======== DATA FOR THIS TASK ========
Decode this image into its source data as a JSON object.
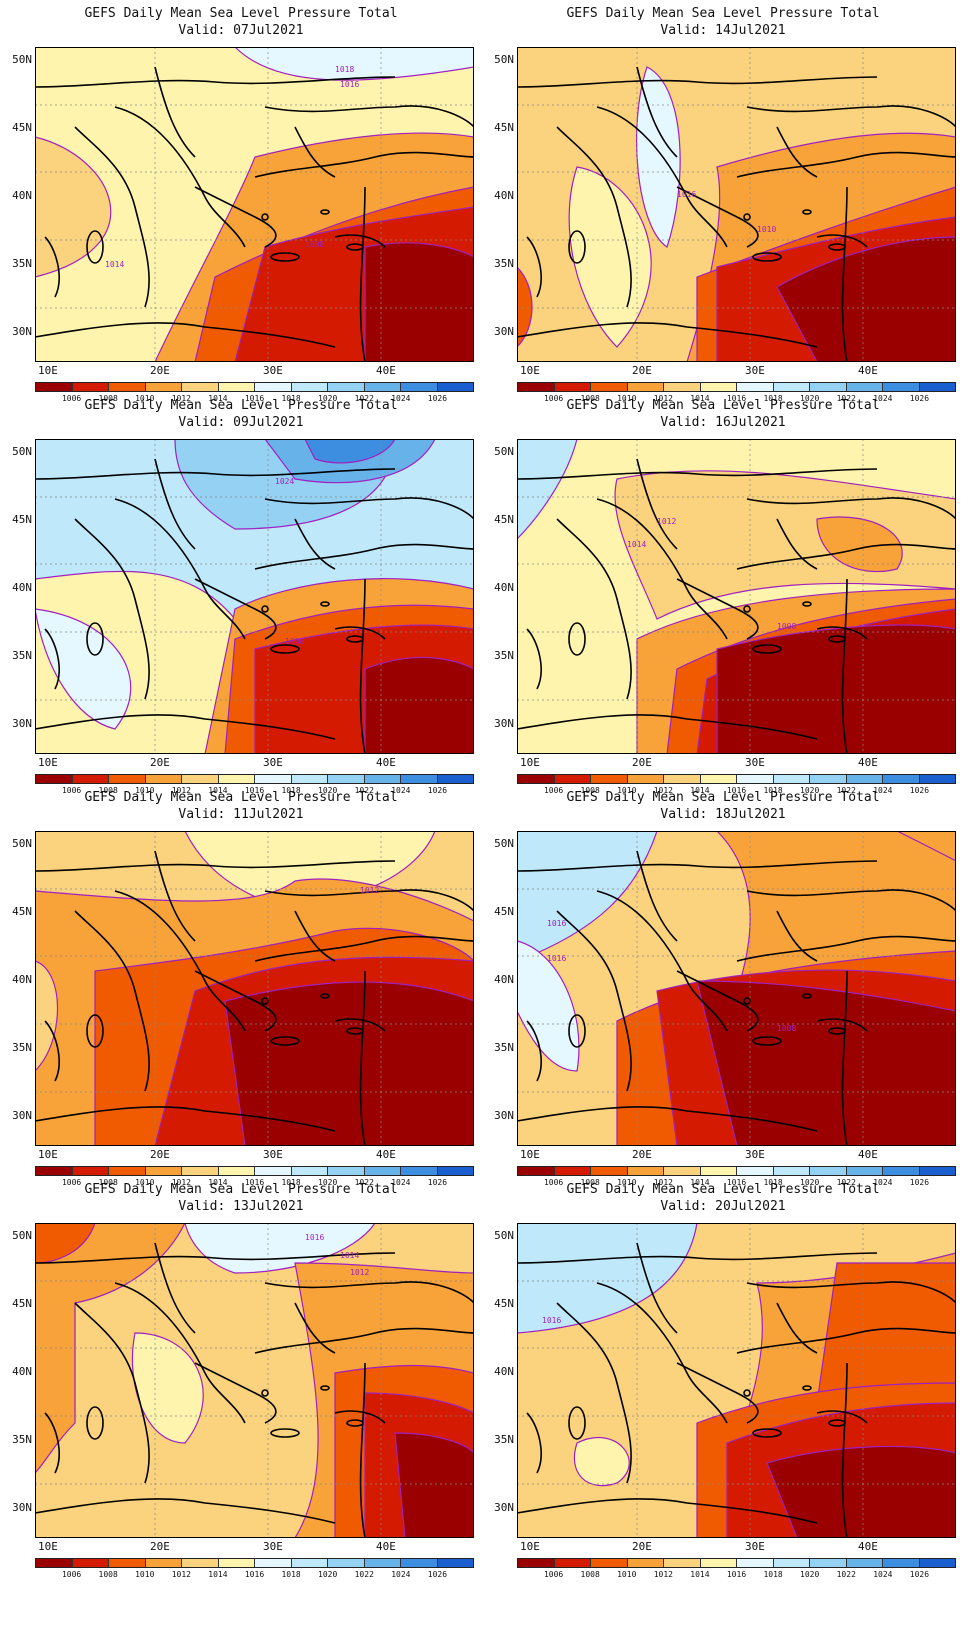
{
  "page": {
    "common_title": "GEFS Daily Mean Sea Level Pressure Total",
    "lat_labels": [
      "50N",
      "45N",
      "40N",
      "35N",
      "30N"
    ],
    "lon_labels": [
      "10E",
      "20E",
      "30E",
      "40E"
    ],
    "colorbar": {
      "labels": [
        "1006",
        "1008",
        "1010",
        "1012",
        "1014",
        "1016",
        "1018",
        "1020",
        "1022",
        "1024",
        "1026"
      ],
      "colors": [
        "#9b0000",
        "#d41a00",
        "#f05a00",
        "#f7a33a",
        "#fbd27d",
        "#fff4ad",
        "#e6f8ff",
        "#bfe9fa",
        "#95d1f2",
        "#68b2ea",
        "#3d8ee0",
        "#1a5fd0"
      ]
    }
  },
  "panels": [
    {
      "title": "GEFS Daily Mean Sea Level Pressure Total",
      "valid": "Valid: 07Jul2021",
      "contour_labels": [
        {
          "text": "1018"
        },
        {
          "text": "1016"
        },
        {
          "text": "1014"
        },
        {
          "text": "1008"
        }
      ]
    },
    {
      "title": "GEFS Daily Mean Sea Level Pressure Total",
      "valid": "Valid: 14Jul2021",
      "contour_labels": [
        {
          "text": "1016"
        },
        {
          "text": "1010"
        }
      ]
    },
    {
      "title": "GEFS Daily Mean Sea Level Pressure Total",
      "valid": "Valid: 09Jul2021",
      "contour_labels": [
        {
          "text": "1024"
        },
        {
          "text": "1008"
        }
      ]
    },
    {
      "title": "GEFS Daily Mean Sea Level Pressure Total",
      "valid": "Valid: 16Jul2021",
      "contour_labels": [
        {
          "text": "1012"
        },
        {
          "text": "1014"
        },
        {
          "text": "1008"
        }
      ]
    },
    {
      "title": "GEFS Daily Mean Sea Level Pressure Total",
      "valid": "Valid: 11Jul2021",
      "contour_labels": [
        {
          "text": "1012"
        }
      ]
    },
    {
      "title": "GEFS Daily Mean Sea Level Pressure Total",
      "valid": "Valid: 18Jul2021",
      "contour_labels": [
        {
          "text": "1016"
        },
        {
          "text": "1016"
        },
        {
          "text": "1008"
        }
      ]
    },
    {
      "title": "GEFS Daily Mean Sea Level Pressure Total",
      "valid": "Valid: 13Jul2021",
      "contour_labels": [
        {
          "text": "1016"
        },
        {
          "text": "1014"
        },
        {
          "text": "1012"
        }
      ]
    },
    {
      "title": "GEFS Daily Mean Sea Level Pressure Total",
      "valid": "Valid: 20Jul2021",
      "contour_labels": [
        {
          "text": "1016"
        }
      ]
    }
  ]
}
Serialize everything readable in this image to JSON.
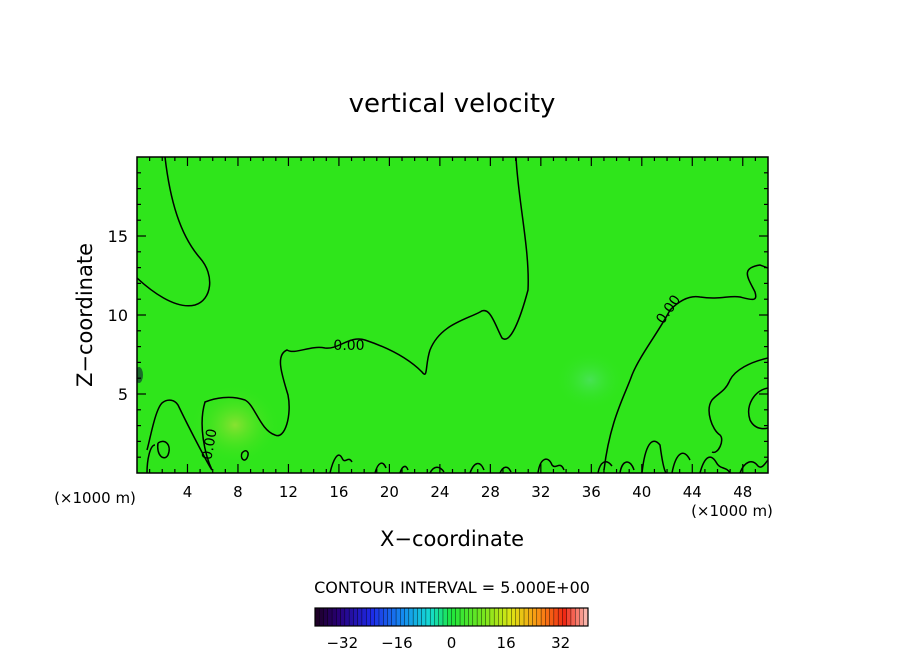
{
  "chart_data": {
    "type": "heatmap",
    "title": "vertical velocity",
    "xlabel": "X−coordinate",
    "ylabel": "Z−coordinate",
    "x_unit_left": "(×1000 m)",
    "x_unit_right": "(×1000 m)",
    "xlim": [
      0,
      50
    ],
    "ylim": [
      0,
      20
    ],
    "x_ticks": [
      4,
      8,
      12,
      16,
      20,
      24,
      28,
      32,
      36,
      40,
      44,
      48
    ],
    "y_ticks": [
      5,
      10,
      15
    ],
    "contour_labels": [
      "0.00",
      "0.00",
      "0.00"
    ],
    "contour_interval_text": "CONTOUR INTERVAL = 5.000E+00",
    "colorbar": {
      "min": -40,
      "max": 40,
      "ticks": [
        -32,
        -16,
        0,
        16,
        32
      ],
      "tick_labels": [
        "−32",
        "−16",
        "0",
        "16",
        "32"
      ]
    },
    "field_description_value": 0
  }
}
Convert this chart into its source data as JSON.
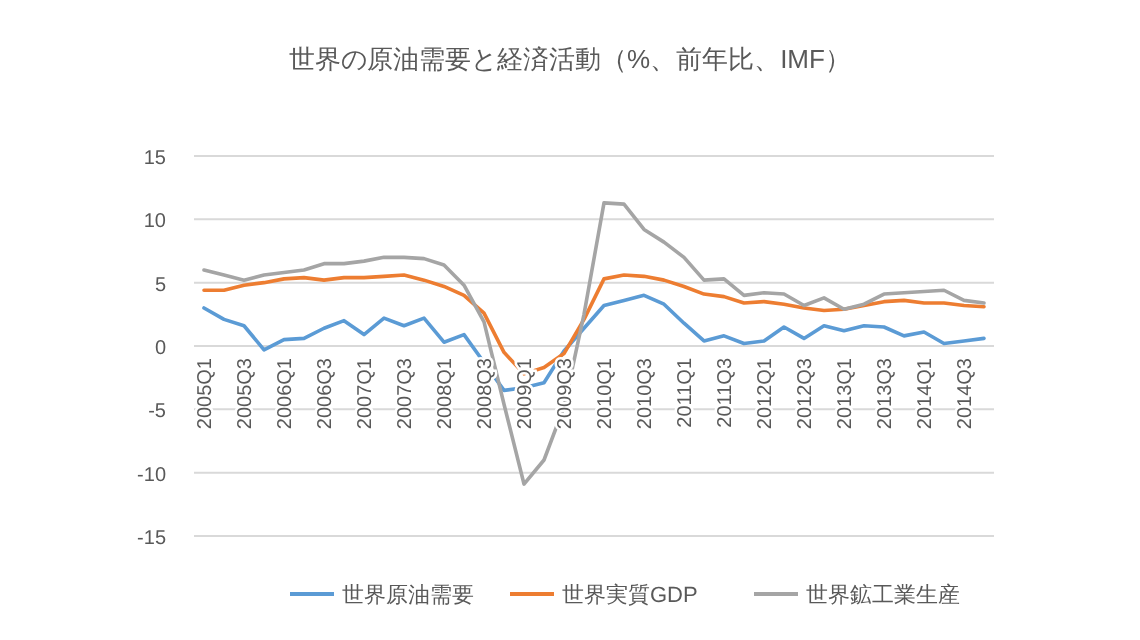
{
  "chart_data": {
    "type": "line",
    "title": "世界の原油需要と経済活動（%、前年比、IMF）",
    "categories": [
      "2005Q1",
      null,
      "2005Q3",
      null,
      "2006Q1",
      null,
      "2006Q3",
      null,
      "2007Q1",
      null,
      "2007Q3",
      null,
      "2008Q1",
      null,
      "2008Q3",
      null,
      "2009Q1",
      null,
      "2009Q3",
      null,
      "2010Q1",
      null,
      "2010Q3",
      null,
      "2011Q1",
      null,
      "2011Q3",
      null,
      "2012Q1",
      null,
      "2012Q3",
      null,
      "2013Q1",
      null,
      "2013Q3",
      null,
      "2014Q1",
      null,
      "2014Q3",
      null
    ],
    "series": [
      {
        "name": "世界原油需要",
        "color": "#5b9bd5",
        "values": [
          3.0,
          2.1,
          1.6,
          -0.3,
          0.5,
          0.6,
          1.4,
          2.0,
          0.9,
          2.2,
          1.6,
          2.2,
          0.3,
          0.9,
          -1.3,
          -3.5,
          -3.3,
          -2.9,
          -0.4,
          1.4,
          3.2,
          3.6,
          4.0,
          3.3,
          1.8,
          0.4,
          0.8,
          0.2,
          0.4,
          1.5,
          0.6,
          1.6,
          1.2,
          1.6,
          1.5,
          0.8,
          1.1,
          0.2,
          0.4,
          0.6
        ]
      },
      {
        "name": "世界実質GDP",
        "color": "#ed7d31",
        "values": [
          4.4,
          4.4,
          4.8,
          5.0,
          5.3,
          5.4,
          5.2,
          5.4,
          5.4,
          5.5,
          5.6,
          5.2,
          4.7,
          4.0,
          2.6,
          -0.5,
          -2.2,
          -1.7,
          -0.6,
          2.1,
          5.3,
          5.6,
          5.5,
          5.2,
          4.7,
          4.1,
          3.9,
          3.4,
          3.5,
          3.3,
          3.0,
          2.8,
          2.9,
          3.2,
          3.5,
          3.6,
          3.4,
          3.4,
          3.2,
          3.1
        ]
      },
      {
        "name": "世界鉱工業生産",
        "color": "#a5a5a5",
        "values": [
          6.0,
          5.6,
          5.2,
          5.6,
          5.8,
          6.0,
          6.5,
          6.5,
          6.7,
          7.0,
          7.0,
          6.9,
          6.4,
          4.8,
          1.9,
          -4.6,
          -10.9,
          -9.0,
          -4.8,
          2.5,
          11.3,
          11.2,
          9.2,
          8.2,
          7.0,
          5.2,
          5.3,
          4.0,
          4.2,
          4.1,
          3.2,
          3.8,
          2.9,
          3.3,
          4.1,
          4.2,
          4.3,
          4.4,
          3.6,
          3.4
        ]
      }
    ],
    "ylim": [
      -15,
      15
    ],
    "yticks": [
      -15,
      -10,
      -5,
      0,
      5,
      10,
      15
    ],
    "grid": "y",
    "legend": "bottom",
    "marker": "none",
    "line_style": "solid"
  }
}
========
> [EXERCISE BRIEF] Each record must be quoted in full and exactly. Do not include the pictures.

> [RESULT OF THE EXERCISE]
Decode this image into its source data as a JSON object.
{
  "page": {
    "common_title": "GEFS Daily Mean Sea Level Pressure Total",
    "lat_labels": [
      "50N",
      "45N",
      "40N",
      "35N",
      "30N"
    ],
    "lon_labels": [
      "10E",
      "20E",
      "30E",
      "40E"
    ],
    "colorbar": {
      "labels": [
        "1006",
        "1008",
        "1010",
        "1012",
        "1014",
        "1016",
        "1018",
        "1020",
        "1022",
        "1024",
        "1026"
      ],
      "colors": [
        "#9b0000",
        "#d41a00",
        "#f05a00",
        "#f7a33a",
        "#fbd27d",
        "#fff4ad",
        "#e6f8ff",
        "#bfe9fa",
        "#95d1f2",
        "#68b2ea",
        "#3d8ee0",
        "#1a5fd0"
      ]
    }
  },
  "panels": [
    {
      "title": "GEFS Daily Mean Sea Level Pressure Total",
      "valid": "Valid: 07Jul2021",
      "contour_labels": [
        {
          "text": "1018"
        },
        {
          "text": "1016"
        },
        {
          "text": "1014"
        },
        {
          "text": "1008"
        }
      ]
    },
    {
      "title": "GEFS Daily Mean Sea Level Pressure Total",
      "valid": "Valid: 14Jul2021",
      "contour_labels": [
        {
          "text": "1016"
        },
        {
          "text": "1010"
        }
      ]
    },
    {
      "title": "GEFS Daily Mean Sea Level Pressure Total",
      "valid": "Valid: 09Jul2021",
      "contour_labels": [
        {
          "text": "1024"
        },
        {
          "text": "1008"
        }
      ]
    },
    {
      "title": "GEFS Daily Mean Sea Level Pressure Total",
      "valid": "Valid: 16Jul2021",
      "contour_labels": [
        {
          "text": "1012"
        },
        {
          "text": "1014"
        },
        {
          "text": "1008"
        }
      ]
    },
    {
      "title": "GEFS Daily Mean Sea Level Pressure Total",
      "valid": "Valid: 11Jul2021",
      "contour_labels": [
        {
          "text": "1012"
        }
      ]
    },
    {
      "title": "GEFS Daily Mean Sea Level Pressure Total",
      "valid": "Valid: 18Jul2021",
      "contour_labels": [
        {
          "text": "1016"
        },
        {
          "text": "1016"
        },
        {
          "text": "1008"
        }
      ]
    },
    {
      "title": "GEFS Daily Mean Sea Level Pressure Total",
      "valid": "Valid: 13Jul2021",
      "contour_labels": [
        {
          "text": "1016"
        },
        {
          "text": "1014"
        },
        {
          "text": "1012"
        }
      ]
    },
    {
      "title": "GEFS Daily Mean Sea Level Pressure Total",
      "valid": "Valid: 20Jul2021",
      "contour_labels": [
        {
          "text": "1016"
        }
      ]
    }
  ]
}
Serialize everything readable in this image to JSON.
{
  "chart_data": {
    "type": "heatmap",
    "title": "vertical velocity",
    "xlabel": "X−coordinate",
    "ylabel": "Z−coordinate",
    "x_unit_left": "(×1000 m)",
    "x_unit_right": "(×1000 m)",
    "xlim": [
      0,
      50
    ],
    "ylim": [
      0,
      20
    ],
    "x_ticks": [
      4,
      8,
      12,
      16,
      20,
      24,
      28,
      32,
      36,
      40,
      44,
      48
    ],
    "y_ticks": [
      5,
      10,
      15
    ],
    "contour_labels": [
      "0.00",
      "0.00",
      "0.00"
    ],
    "contour_interval_text": "CONTOUR INTERVAL = 5.000E+00",
    "colorbar": {
      "min": -40,
      "max": 40,
      "ticks": [
        -32,
        -16,
        0,
        16,
        32
      ],
      "tick_labels": [
        "−32",
        "−16",
        "0",
        "16",
        "32"
      ]
    },
    "field_description_value": 0
  }
}
Convert this chart into its source data as JSON.
{
  "chart_data": {
    "type": "line",
    "title": "世界の原油需要と経済活動（%、前年比、IMF）",
    "categories": [
      "2005Q1",
      null,
      "2005Q3",
      null,
      "2006Q1",
      null,
      "2006Q3",
      null,
      "2007Q1",
      null,
      "2007Q3",
      null,
      "2008Q1",
      null,
      "2008Q3",
      null,
      "2009Q1",
      null,
      "2009Q3",
      null,
      "2010Q1",
      null,
      "2010Q3",
      null,
      "2011Q1",
      null,
      "2011Q3",
      null,
      "2012Q1",
      null,
      "2012Q3",
      null,
      "2013Q1",
      null,
      "2013Q3",
      null,
      "2014Q1",
      null,
      "2014Q3",
      null
    ],
    "series": [
      {
        "name": "世界原油需要",
        "color": "#5b9bd5",
        "values": [
          3.0,
          2.1,
          1.6,
          -0.3,
          0.5,
          0.6,
          1.4,
          2.0,
          0.9,
          2.2,
          1.6,
          2.2,
          0.3,
          0.9,
          -1.3,
          -3.5,
          -3.3,
          -2.9,
          -0.4,
          1.4,
          3.2,
          3.6,
          4.0,
          3.3,
          1.8,
          0.4,
          0.8,
          0.2,
          0.4,
          1.5,
          0.6,
          1.6,
          1.2,
          1.6,
          1.5,
          0.8,
          1.1,
          0.2,
          0.4,
          0.6
        ]
      },
      {
        "name": "世界実質GDP",
        "color": "#ed7d31",
        "values": [
          4.4,
          4.4,
          4.8,
          5.0,
          5.3,
          5.4,
          5.2,
          5.4,
          5.4,
          5.5,
          5.6,
          5.2,
          4.7,
          4.0,
          2.6,
          -0.5,
          -2.2,
          -1.7,
          -0.6,
          2.1,
          5.3,
          5.6,
          5.5,
          5.2,
          4.7,
          4.1,
          3.9,
          3.4,
          3.5,
          3.3,
          3.0,
          2.8,
          2.9,
          3.2,
          3.5,
          3.6,
          3.4,
          3.4,
          3.2,
          3.1
        ]
      },
      {
        "name": "世界鉱工業生産",
        "color": "#a5a5a5",
        "values": [
          6.0,
          5.6,
          5.2,
          5.6,
          5.8,
          6.0,
          6.5,
          6.5,
          6.7,
          7.0,
          7.0,
          6.9,
          6.4,
          4.8,
          1.9,
          -4.6,
          -10.9,
          -9.0,
          -4.8,
          2.5,
          11.3,
          11.2,
          9.2,
          8.2,
          7.0,
          5.2,
          5.3,
          4.0,
          4.2,
          4.1,
          3.2,
          3.8,
          2.9,
          3.3,
          4.1,
          4.2,
          4.3,
          4.4,
          3.6,
          3.4
        ]
      }
    ],
    "ylim": [
      -15,
      15
    ],
    "yticks": [
      -15,
      -10,
      -5,
      0,
      5,
      10,
      15
    ],
    "grid": "y",
    "legend": "bottom",
    "marker": "none",
    "line_style": "solid"
  }
}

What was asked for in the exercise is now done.